## What is needed
From the listing below, return each line that includes "nperformance".

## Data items
==================================================
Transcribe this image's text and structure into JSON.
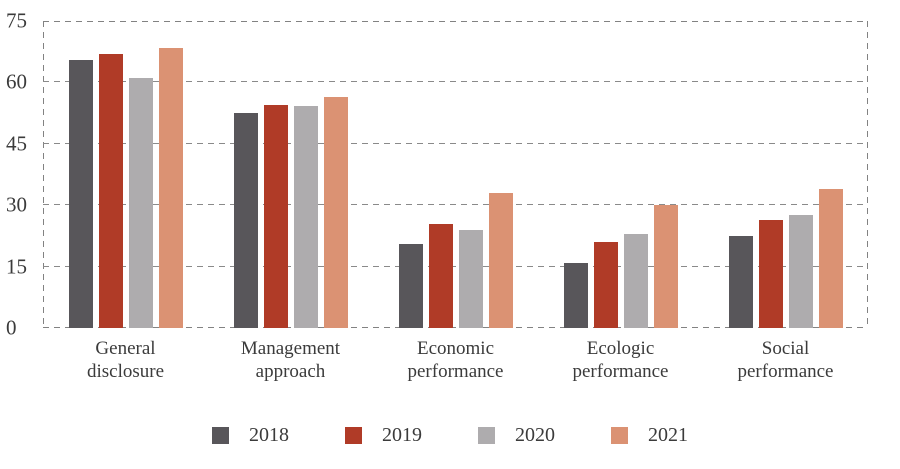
{
  "chart_data": {
    "type": "bar",
    "title": "",
    "xlabel": "",
    "ylabel": "",
    "categories": [
      "General\ndisclosure",
      "Management\napproach",
      "Economic\nperformance",
      "Ecologic\nperformance",
      "Social\nperformance"
    ],
    "series": [
      {
        "name": "2018",
        "color": "#58565a",
        "values": [
          65.5,
          52.5,
          20.5,
          16,
          22.5
        ]
      },
      {
        "name": "2019",
        "color": "#b03b27",
        "values": [
          67,
          54.5,
          25.5,
          21,
          26.5
        ]
      },
      {
        "name": "2020",
        "color": "#aeacae",
        "values": [
          61,
          54.3,
          24,
          23,
          27.5
        ]
      },
      {
        "name": "2021",
        "color": "#db9273",
        "values": [
          68.5,
          56.5,
          33,
          30,
          34
        ]
      }
    ],
    "ylim": [
      0,
      75
    ],
    "yticks": [
      0,
      15,
      30,
      45,
      60,
      75
    ],
    "grid": "horizontal-dashed",
    "plot_border": "dashed",
    "legend_position": "bottom",
    "colors": {
      "text": "#3b3b3b",
      "gridline": "#828282",
      "background": "#ffffff"
    }
  }
}
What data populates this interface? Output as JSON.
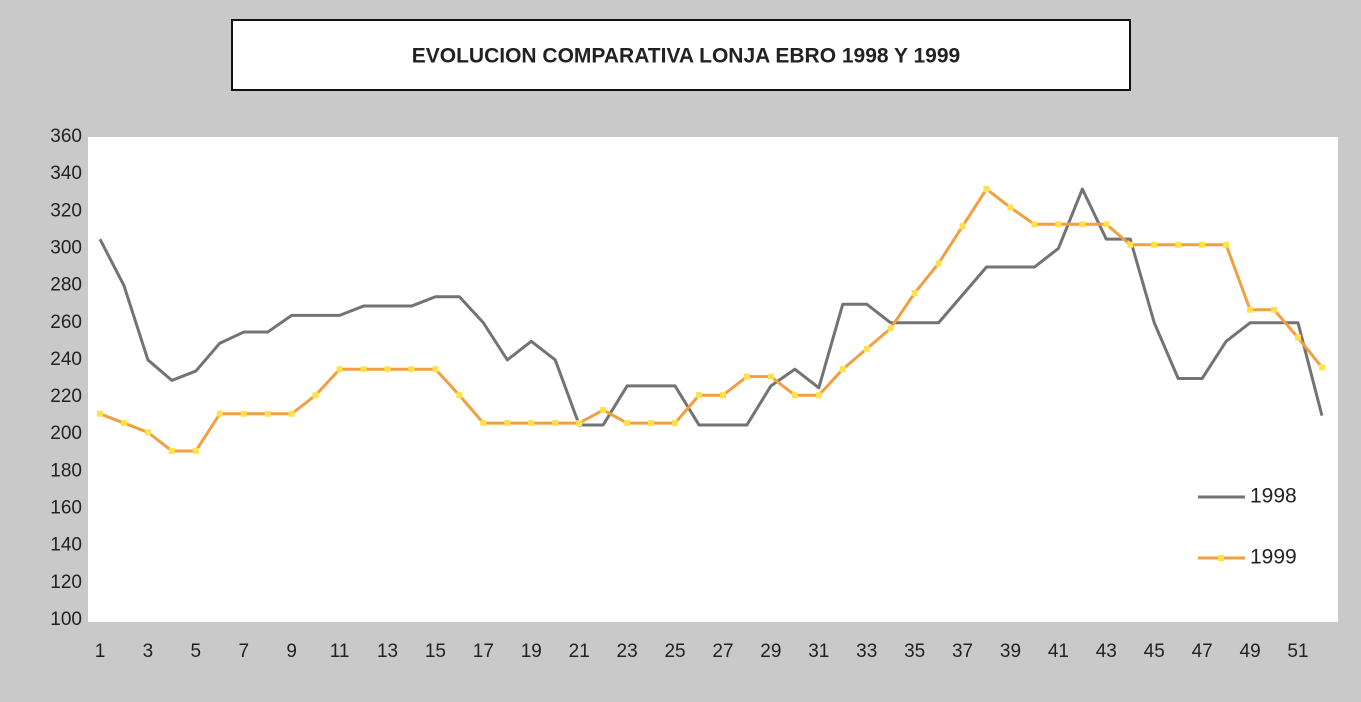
{
  "chart_data": {
    "type": "line",
    "title": "EVOLUCION COMPARATIVA LONJA EBRO 1998 Y 1999",
    "categories": [
      "1",
      null,
      "3",
      null,
      "5",
      null,
      "7",
      null,
      "9",
      null,
      "11",
      null,
      "13",
      null,
      "15",
      null,
      "17",
      null,
      "19",
      null,
      "21",
      null,
      "23",
      null,
      "25",
      null,
      "27",
      null,
      "29",
      null,
      "31",
      null,
      "33",
      null,
      "35",
      null,
      "37",
      null,
      "39",
      null,
      "41",
      null,
      "43",
      null,
      "45",
      null,
      "47",
      null,
      "49",
      null,
      "51",
      null
    ],
    "series": [
      {
        "name": "1998",
        "color": "#737373",
        "values": [
          305,
          280,
          240,
          229,
          234,
          249,
          255,
          255,
          264,
          264,
          264,
          269,
          269,
          269,
          274,
          274,
          260,
          240,
          250,
          240,
          205,
          205,
          226,
          226,
          226,
          205,
          205,
          205,
          226,
          235,
          225,
          270,
          270,
          260,
          260,
          260,
          275,
          290,
          290,
          290,
          300,
          332,
          305,
          305,
          260,
          230,
          230,
          250,
          260,
          260,
          260,
          210
        ]
      },
      {
        "name": "1999",
        "color": "#f0a040",
        "marker_color": "#ffe14a",
        "values": [
          211,
          206,
          201,
          191,
          191,
          211,
          211,
          211,
          211,
          221,
          235,
          235,
          235,
          235,
          235,
          221,
          206,
          206,
          206,
          206,
          206,
          213,
          206,
          206,
          206,
          221,
          221,
          231,
          231,
          221,
          221,
          235,
          246,
          257,
          276,
          292,
          312,
          332,
          322,
          313,
          313,
          313,
          313,
          302,
          302,
          302,
          302,
          302,
          267,
          267,
          252,
          236
        ]
      }
    ],
    "ylim": [
      100,
      360
    ],
    "yticks": [
      100,
      120,
      140,
      160,
      180,
      200,
      220,
      240,
      260,
      280,
      300,
      320,
      340,
      360
    ],
    "grid": false,
    "legend": "right"
  }
}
==================================================
## Output below
      "Economic\nperformance",
      "Ecologic\nperformance",
      "Social\nperformance"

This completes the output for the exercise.